**What this task involves:**
Output the data exactly, with every line intact.

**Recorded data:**
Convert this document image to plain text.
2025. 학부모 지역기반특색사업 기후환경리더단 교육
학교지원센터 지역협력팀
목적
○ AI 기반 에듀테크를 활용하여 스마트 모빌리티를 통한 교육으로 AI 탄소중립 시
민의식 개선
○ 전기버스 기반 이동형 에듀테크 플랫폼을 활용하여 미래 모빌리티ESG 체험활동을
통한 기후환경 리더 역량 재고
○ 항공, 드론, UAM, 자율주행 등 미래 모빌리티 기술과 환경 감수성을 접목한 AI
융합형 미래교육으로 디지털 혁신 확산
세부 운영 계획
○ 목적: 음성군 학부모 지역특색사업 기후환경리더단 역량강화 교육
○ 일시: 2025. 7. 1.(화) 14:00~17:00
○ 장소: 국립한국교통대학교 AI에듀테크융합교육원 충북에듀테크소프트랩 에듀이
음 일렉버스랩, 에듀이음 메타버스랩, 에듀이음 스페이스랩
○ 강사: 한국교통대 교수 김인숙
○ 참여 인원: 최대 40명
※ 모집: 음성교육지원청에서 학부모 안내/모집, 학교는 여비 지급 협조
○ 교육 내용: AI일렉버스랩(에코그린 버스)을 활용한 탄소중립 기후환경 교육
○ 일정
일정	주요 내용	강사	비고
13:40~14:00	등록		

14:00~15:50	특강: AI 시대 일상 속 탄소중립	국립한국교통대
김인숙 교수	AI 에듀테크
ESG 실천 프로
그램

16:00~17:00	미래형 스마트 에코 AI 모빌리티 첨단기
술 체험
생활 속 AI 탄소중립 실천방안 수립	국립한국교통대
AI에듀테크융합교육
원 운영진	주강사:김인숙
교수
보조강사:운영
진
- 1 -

**Problem solution:**
Convert this document image to plain text.
2025. 학부모 지역기반특색사업 기후환경리더단 교육
학교지원센터 지역협력팀
목적
○ AI 기반 에듀테크를 활용하여 스마트 모빌리티를 통한 교육으로 AI 탄소중립 시
민의식 개선
○ 전기버스 기반 이동형 에듀테크 플랫폼을 활용하여 미래 모빌리티ESG 체험활동을
통한 기후환경 리더 역량 재고
○ 항공, 드론, UAM, 자율주행 등 미래 모빌리티 기술과 환경 감수성을 접목한 AI
융합형 미래교육으로 디지털 혁신 확산
세부 운영 계획
○ 목적: 음성군 학부모 지역특색사업 기후환경리더단 역량강화 교육
○ 일시: 2025. 7. 1.(화) 14:00~17:00
○ 장소: 국립한국교통대학교 AI에듀테크융합교육원 충북에듀테크소프트랩 에듀이
음 일렉버스랩, 에듀이음 메타버스랩, 에듀이음 스페이스랩
○ 강사: 한국교통대 교수 김인숙
○ 참여 인원: 최대 40명
※ 모집: 음성교육지원청에서 학부모 안내/모집, 학교는 여비 지급 협조
○ 교육 내용: AI일렉버스랩(에코그린 버스)을 활용한 탄소중립 기후환경 교육
○ 일정
일정	주요 내용	강사	비고
13:40~14:00	등록		

14:00~15:50	특강: AI 시대 일상 속 탄소중립	국립한국교통대
김인숙 교수	AI 에듀테크
ESG 실천 프로
그램

16:00~17:00	미래형 스마트 에코 AI 모빌리티 첨단기
술 체험
생활 속 AI 탄소중립 실천방안 수립	국립한국교통대
AI에듀테크융합교육
원 운영진	주강사:김인숙
교수
보조강사:운영
진
- 1 -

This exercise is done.